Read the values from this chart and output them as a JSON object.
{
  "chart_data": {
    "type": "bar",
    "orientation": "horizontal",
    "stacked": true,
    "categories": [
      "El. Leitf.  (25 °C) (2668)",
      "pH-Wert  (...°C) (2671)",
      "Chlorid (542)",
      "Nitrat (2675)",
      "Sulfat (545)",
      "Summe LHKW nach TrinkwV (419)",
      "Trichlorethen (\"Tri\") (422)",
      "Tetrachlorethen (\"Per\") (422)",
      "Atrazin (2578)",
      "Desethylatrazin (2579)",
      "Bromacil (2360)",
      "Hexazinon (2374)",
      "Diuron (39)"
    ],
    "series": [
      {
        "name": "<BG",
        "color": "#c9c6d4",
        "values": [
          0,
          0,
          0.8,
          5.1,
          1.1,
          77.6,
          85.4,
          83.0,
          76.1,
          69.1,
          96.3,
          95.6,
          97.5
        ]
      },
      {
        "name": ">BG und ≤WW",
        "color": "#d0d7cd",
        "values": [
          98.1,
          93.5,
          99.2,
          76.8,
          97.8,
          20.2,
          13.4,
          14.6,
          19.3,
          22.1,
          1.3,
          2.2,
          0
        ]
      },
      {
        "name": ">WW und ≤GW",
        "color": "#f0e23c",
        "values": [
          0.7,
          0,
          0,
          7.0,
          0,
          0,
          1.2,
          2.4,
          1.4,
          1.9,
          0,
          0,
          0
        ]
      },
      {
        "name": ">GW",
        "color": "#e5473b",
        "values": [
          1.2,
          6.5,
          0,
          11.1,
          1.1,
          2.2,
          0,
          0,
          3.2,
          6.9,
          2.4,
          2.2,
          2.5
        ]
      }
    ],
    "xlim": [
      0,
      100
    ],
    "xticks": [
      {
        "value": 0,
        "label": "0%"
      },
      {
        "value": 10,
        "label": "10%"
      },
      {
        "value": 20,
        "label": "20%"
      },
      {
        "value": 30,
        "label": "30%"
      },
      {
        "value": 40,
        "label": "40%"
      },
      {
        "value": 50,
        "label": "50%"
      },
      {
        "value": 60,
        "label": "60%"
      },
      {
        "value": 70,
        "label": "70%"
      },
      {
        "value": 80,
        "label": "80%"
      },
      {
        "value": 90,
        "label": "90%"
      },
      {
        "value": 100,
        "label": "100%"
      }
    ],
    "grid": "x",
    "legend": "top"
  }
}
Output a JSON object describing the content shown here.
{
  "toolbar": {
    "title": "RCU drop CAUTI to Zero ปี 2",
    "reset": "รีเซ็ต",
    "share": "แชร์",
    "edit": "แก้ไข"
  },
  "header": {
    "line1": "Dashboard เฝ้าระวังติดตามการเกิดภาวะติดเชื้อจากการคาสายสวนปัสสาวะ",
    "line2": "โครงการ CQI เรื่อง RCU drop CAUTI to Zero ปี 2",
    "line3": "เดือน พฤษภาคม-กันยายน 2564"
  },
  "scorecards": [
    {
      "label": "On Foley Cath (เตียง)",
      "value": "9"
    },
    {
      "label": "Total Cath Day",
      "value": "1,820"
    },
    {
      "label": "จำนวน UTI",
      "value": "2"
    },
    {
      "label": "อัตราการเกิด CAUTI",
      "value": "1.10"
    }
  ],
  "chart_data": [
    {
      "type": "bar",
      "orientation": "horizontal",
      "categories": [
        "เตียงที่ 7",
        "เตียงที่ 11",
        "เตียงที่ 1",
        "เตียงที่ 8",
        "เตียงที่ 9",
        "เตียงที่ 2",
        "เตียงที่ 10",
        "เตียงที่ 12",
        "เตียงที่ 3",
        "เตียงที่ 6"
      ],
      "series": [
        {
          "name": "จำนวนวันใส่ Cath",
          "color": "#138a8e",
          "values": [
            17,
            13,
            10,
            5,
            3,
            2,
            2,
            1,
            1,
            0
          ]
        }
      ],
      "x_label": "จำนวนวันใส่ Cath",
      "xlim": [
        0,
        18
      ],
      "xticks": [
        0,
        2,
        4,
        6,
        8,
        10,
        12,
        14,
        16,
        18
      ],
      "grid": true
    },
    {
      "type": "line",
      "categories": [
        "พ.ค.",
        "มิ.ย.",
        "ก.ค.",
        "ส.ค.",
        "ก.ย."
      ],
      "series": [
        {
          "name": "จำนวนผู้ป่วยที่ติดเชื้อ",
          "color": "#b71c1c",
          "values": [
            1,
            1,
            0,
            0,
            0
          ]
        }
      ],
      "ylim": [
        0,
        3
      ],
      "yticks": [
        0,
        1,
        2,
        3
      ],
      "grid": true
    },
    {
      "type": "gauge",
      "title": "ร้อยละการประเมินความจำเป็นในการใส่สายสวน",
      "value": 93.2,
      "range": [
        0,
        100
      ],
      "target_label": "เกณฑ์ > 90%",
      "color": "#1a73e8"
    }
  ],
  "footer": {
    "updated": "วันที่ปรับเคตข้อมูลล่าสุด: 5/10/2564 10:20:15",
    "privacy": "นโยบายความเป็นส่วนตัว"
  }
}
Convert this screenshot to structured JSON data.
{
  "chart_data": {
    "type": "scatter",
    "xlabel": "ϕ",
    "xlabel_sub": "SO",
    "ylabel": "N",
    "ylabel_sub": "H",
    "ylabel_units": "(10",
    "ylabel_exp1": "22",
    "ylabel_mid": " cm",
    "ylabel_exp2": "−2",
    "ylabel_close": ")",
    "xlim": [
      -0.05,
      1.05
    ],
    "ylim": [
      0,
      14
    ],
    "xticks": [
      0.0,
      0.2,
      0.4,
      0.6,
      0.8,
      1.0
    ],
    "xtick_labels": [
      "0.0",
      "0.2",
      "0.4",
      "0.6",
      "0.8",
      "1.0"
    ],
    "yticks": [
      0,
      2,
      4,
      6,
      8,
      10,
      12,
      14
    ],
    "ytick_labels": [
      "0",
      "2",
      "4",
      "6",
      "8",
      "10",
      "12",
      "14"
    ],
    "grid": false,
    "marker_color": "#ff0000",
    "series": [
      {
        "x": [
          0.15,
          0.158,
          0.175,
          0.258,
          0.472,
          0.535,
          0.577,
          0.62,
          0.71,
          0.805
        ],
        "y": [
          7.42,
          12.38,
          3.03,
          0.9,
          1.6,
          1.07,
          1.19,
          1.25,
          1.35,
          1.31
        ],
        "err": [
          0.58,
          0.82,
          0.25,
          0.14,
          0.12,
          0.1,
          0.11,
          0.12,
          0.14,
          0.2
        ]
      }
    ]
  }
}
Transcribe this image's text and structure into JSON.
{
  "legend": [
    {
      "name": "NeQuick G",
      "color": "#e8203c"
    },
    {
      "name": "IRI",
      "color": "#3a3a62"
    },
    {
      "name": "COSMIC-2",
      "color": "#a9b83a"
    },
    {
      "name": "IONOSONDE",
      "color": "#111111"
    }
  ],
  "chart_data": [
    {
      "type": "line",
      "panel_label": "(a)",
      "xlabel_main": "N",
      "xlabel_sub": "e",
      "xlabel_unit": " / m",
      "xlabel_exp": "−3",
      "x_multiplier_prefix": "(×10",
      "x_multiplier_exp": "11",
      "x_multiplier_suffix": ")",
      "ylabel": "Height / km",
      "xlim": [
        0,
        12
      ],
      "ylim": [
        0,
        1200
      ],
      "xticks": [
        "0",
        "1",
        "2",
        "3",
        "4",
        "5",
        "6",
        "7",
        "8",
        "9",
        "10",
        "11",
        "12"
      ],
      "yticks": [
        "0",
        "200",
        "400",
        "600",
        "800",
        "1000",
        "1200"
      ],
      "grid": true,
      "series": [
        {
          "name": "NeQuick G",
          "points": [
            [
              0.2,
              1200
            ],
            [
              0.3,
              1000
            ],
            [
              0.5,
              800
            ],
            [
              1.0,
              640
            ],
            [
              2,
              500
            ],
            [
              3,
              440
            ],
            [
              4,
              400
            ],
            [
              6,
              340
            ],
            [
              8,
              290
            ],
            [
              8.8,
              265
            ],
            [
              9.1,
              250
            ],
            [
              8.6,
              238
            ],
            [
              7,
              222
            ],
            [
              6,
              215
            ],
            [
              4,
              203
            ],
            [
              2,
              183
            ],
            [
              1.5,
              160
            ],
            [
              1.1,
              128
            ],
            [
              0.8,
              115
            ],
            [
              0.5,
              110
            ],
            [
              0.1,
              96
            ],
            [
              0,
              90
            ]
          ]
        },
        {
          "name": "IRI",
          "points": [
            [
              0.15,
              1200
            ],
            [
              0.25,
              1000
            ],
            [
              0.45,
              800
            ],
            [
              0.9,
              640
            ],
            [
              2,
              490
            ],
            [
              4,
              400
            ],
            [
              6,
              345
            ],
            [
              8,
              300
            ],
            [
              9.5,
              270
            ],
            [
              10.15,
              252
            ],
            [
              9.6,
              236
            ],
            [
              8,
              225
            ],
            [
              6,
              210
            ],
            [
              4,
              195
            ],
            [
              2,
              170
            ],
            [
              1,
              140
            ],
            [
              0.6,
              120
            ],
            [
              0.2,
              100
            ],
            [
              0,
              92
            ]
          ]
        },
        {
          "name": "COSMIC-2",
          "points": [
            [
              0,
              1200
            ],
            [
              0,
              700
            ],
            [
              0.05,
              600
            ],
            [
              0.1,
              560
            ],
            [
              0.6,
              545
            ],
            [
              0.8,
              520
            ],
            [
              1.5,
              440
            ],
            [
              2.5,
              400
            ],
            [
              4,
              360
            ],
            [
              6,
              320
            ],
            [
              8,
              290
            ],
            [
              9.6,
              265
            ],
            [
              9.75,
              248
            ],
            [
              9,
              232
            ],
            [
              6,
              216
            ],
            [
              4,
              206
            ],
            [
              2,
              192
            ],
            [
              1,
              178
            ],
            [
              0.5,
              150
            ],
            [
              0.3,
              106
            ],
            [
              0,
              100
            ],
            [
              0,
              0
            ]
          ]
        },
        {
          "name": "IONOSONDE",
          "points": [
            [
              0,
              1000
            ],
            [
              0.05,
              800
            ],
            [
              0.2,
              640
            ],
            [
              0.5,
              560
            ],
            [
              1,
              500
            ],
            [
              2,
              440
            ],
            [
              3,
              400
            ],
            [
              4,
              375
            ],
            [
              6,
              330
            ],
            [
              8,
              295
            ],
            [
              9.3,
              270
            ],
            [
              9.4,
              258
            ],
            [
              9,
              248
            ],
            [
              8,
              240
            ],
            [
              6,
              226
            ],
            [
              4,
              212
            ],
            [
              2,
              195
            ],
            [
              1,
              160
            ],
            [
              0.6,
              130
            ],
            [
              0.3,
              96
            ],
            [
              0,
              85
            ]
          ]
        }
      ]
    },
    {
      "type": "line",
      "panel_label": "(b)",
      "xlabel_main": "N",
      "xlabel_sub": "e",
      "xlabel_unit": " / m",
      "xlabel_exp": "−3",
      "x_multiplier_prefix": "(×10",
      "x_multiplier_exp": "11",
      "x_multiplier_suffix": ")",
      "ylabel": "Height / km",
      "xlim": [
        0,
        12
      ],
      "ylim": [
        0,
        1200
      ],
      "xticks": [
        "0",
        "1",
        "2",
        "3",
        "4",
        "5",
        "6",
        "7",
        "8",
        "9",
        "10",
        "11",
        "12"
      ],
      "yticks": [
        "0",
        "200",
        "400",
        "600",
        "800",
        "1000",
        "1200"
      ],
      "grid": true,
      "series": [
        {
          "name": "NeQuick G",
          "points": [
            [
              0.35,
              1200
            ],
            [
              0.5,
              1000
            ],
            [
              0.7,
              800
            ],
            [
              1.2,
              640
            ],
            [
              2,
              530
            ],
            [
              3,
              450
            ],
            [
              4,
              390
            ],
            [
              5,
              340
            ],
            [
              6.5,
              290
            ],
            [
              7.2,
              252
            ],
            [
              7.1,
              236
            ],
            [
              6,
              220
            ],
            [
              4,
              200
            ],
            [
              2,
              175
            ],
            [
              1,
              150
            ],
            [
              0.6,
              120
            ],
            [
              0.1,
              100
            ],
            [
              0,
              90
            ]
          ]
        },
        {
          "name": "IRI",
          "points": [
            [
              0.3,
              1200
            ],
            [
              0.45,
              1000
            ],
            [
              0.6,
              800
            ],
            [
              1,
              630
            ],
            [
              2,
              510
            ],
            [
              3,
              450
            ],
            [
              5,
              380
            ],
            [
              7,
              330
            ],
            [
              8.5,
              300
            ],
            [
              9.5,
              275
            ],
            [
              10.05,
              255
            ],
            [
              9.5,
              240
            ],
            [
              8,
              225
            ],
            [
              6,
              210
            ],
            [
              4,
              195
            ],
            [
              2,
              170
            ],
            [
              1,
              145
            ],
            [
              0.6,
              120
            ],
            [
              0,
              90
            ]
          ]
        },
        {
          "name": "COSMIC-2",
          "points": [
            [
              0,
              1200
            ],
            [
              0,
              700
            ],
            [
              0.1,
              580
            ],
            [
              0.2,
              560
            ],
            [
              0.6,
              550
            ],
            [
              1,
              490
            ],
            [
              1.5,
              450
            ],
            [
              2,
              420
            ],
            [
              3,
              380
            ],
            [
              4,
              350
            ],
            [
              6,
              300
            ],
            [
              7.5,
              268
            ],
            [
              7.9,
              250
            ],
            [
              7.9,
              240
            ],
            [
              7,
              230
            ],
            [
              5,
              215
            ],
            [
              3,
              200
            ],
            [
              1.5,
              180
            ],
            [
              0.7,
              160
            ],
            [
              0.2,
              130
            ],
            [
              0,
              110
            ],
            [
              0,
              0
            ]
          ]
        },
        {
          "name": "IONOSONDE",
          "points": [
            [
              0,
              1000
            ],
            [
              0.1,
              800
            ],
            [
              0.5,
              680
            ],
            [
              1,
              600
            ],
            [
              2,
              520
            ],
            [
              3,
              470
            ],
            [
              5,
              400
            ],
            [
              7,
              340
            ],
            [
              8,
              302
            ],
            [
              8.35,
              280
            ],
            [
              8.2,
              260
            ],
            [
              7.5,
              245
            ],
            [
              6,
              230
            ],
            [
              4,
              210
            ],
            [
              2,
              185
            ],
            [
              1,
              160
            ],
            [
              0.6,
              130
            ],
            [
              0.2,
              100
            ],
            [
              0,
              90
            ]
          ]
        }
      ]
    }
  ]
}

* * *

Your task is to gather every line with the word "title" and copy it.

TASK RESPONSE ->
    "title": "RCU drop CAUTI to Zero ปี 2",
      "title": "ร้อยละการประเมินความจำเป็นในการใส่สายสวน",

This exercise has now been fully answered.